- **Prompt**:
In the material below, find all lines with the string "Asesor" and copy them.

- - -

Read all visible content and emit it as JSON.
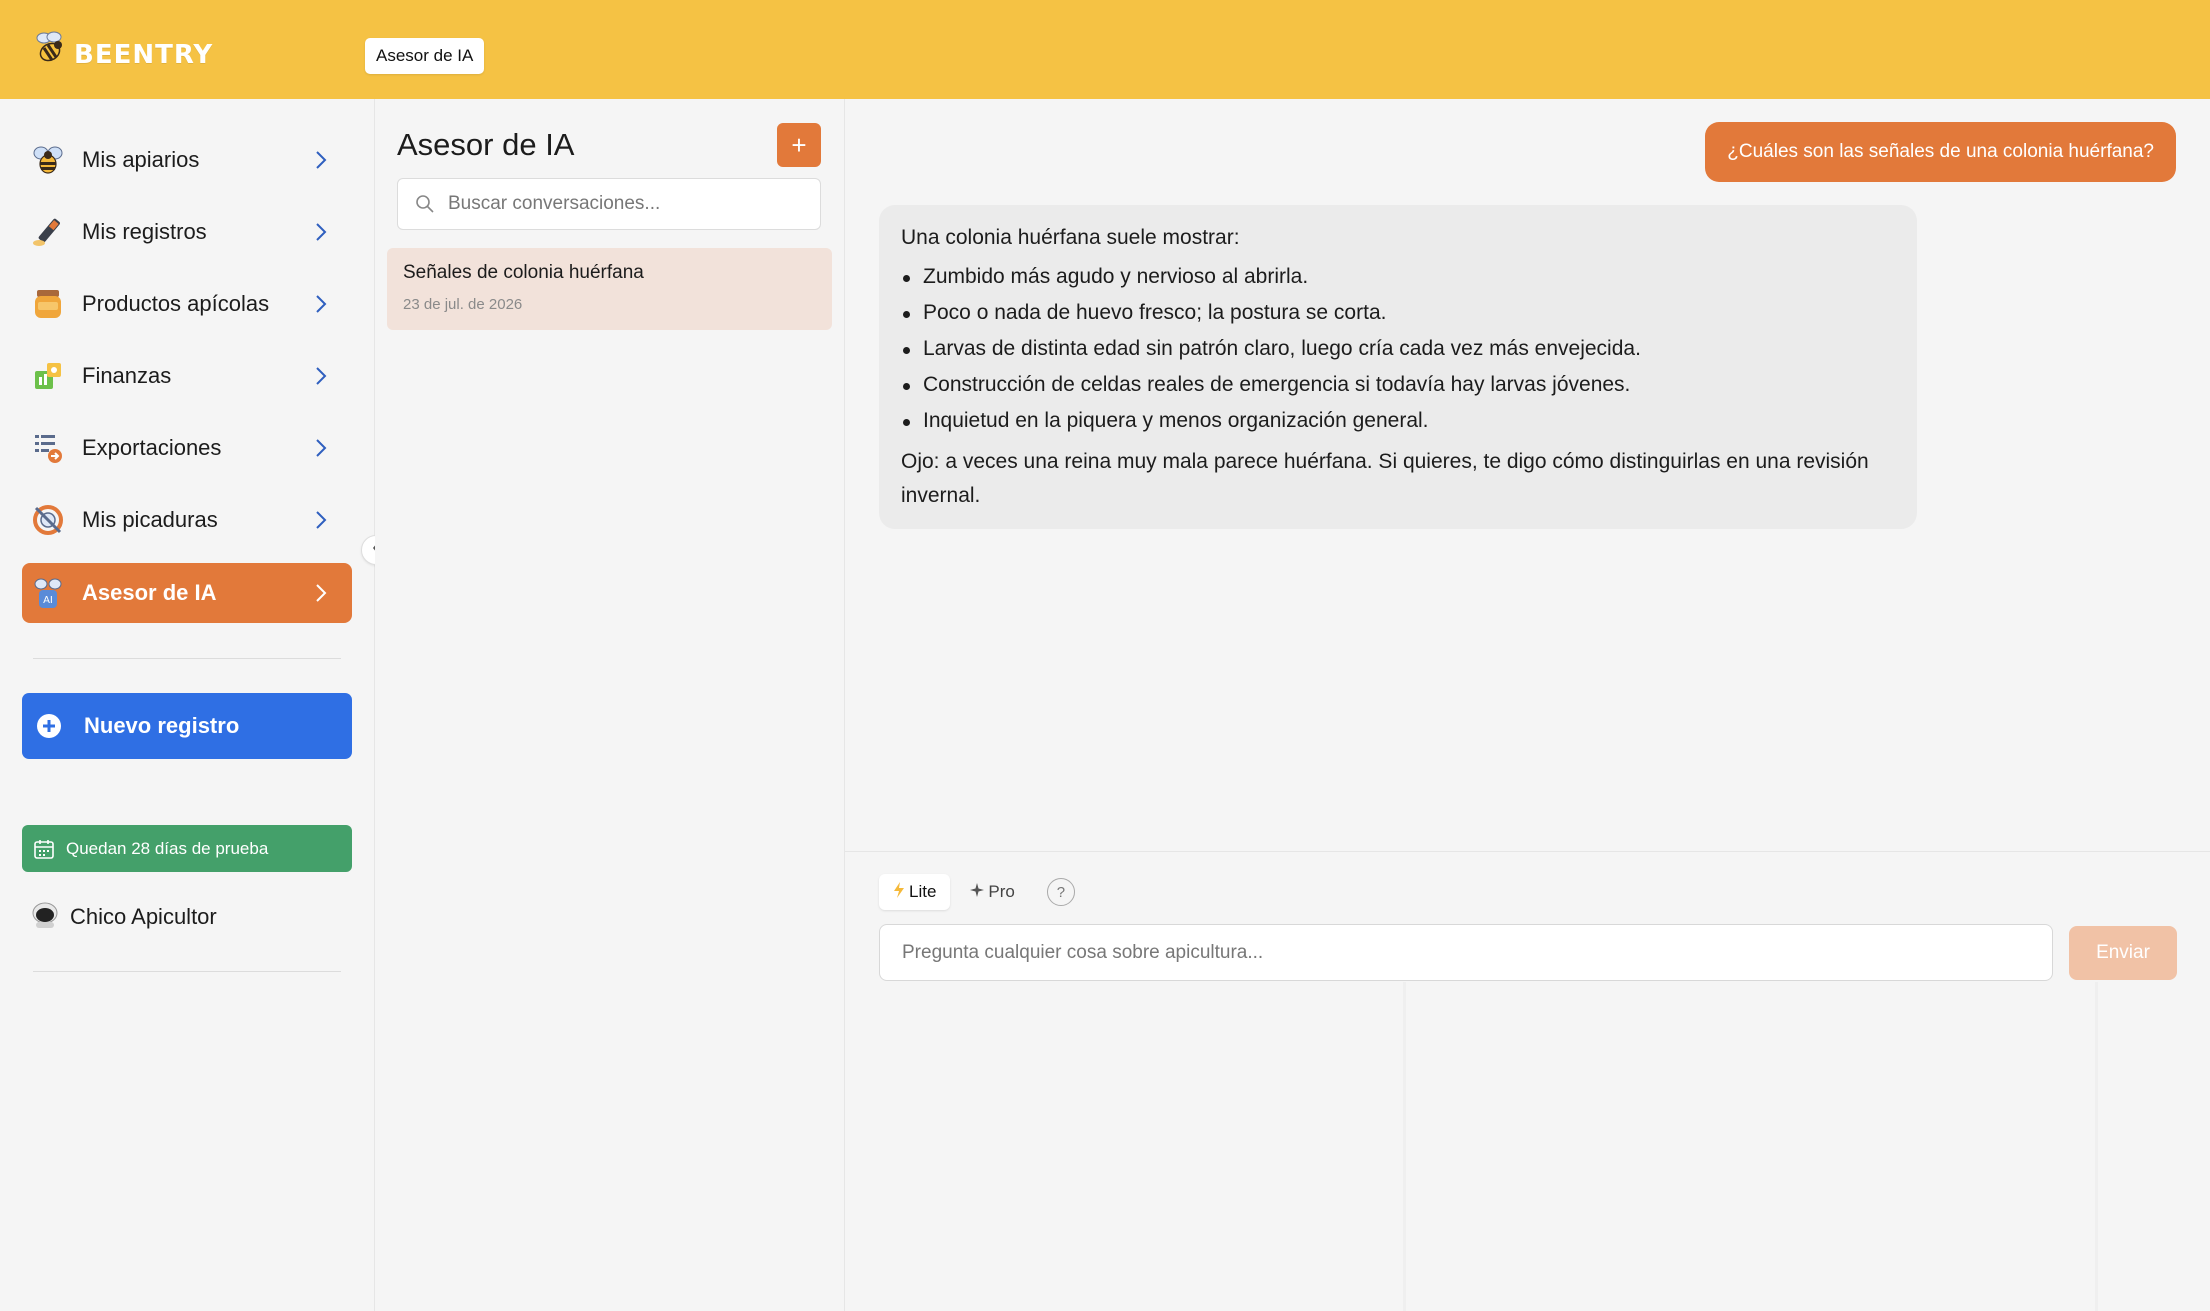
{
  "app": {
    "brand": "BEENTRY",
    "top_tab": "Asesor de IA"
  },
  "sidebar": {
    "items": [
      {
        "label": "Mis apiarios",
        "icon": "bee-icon"
      },
      {
        "label": "Mis registros",
        "icon": "pen-icon"
      },
      {
        "label": "Productos apícolas",
        "icon": "honey-jar-icon"
      },
      {
        "label": "Finanzas",
        "icon": "finance-icon"
      },
      {
        "label": "Exportaciones",
        "icon": "export-icon"
      },
      {
        "label": "Mis picaduras",
        "icon": "sting-icon"
      },
      {
        "label": "Asesor de IA",
        "icon": "ai-advisor-icon",
        "active": true
      }
    ],
    "new_record": "Nuevo registro",
    "trial": "Quedan 28 días de prueba",
    "user": "Chico Apicultor"
  },
  "conversations": {
    "title": "Asesor de IA",
    "add_label": "+",
    "search_placeholder": "Buscar conversaciones...",
    "items": [
      {
        "title": "Señales de colonia huérfana",
        "date": "23 de jul. de 2026"
      }
    ]
  },
  "chat": {
    "user_message": "¿Cuáles son las señales de una colonia huérfana?",
    "bot_intro": "Una colonia huérfana suele mostrar:",
    "bot_points": [
      "Zumbido más agudo y nervioso al abrirla.",
      "Poco o nada de huevo fresco; la postura se corta.",
      "Larvas de distinta edad sin patrón claro, luego cría cada vez más envejecida.",
      "Construcción de celdas reales de emergencia si todavía hay larvas jóvenes.",
      "Inquietud en la piquera y menos organización general."
    ],
    "bot_outro": "Ojo: a veces una reina muy mala parece huérfana. Si quieres, te digo cómo distinguirlas en una revisión invernal."
  },
  "composer": {
    "mode_lite": "Lite",
    "mode_pro": "Pro",
    "help": "?",
    "placeholder": "Pregunta cualquier cosa sobre apicultura...",
    "send": "Enviar"
  },
  "colors": {
    "topbar": "#f5c244",
    "accent": "#e2793a",
    "primary_blue": "#2f6fe4",
    "trial_green": "#44a06a"
  }
}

- - -

- **Exercise response**:
    "top_tab": "Asesor de IA"
        "label": "Asesor de IA",
    "title": "Asesor de IA",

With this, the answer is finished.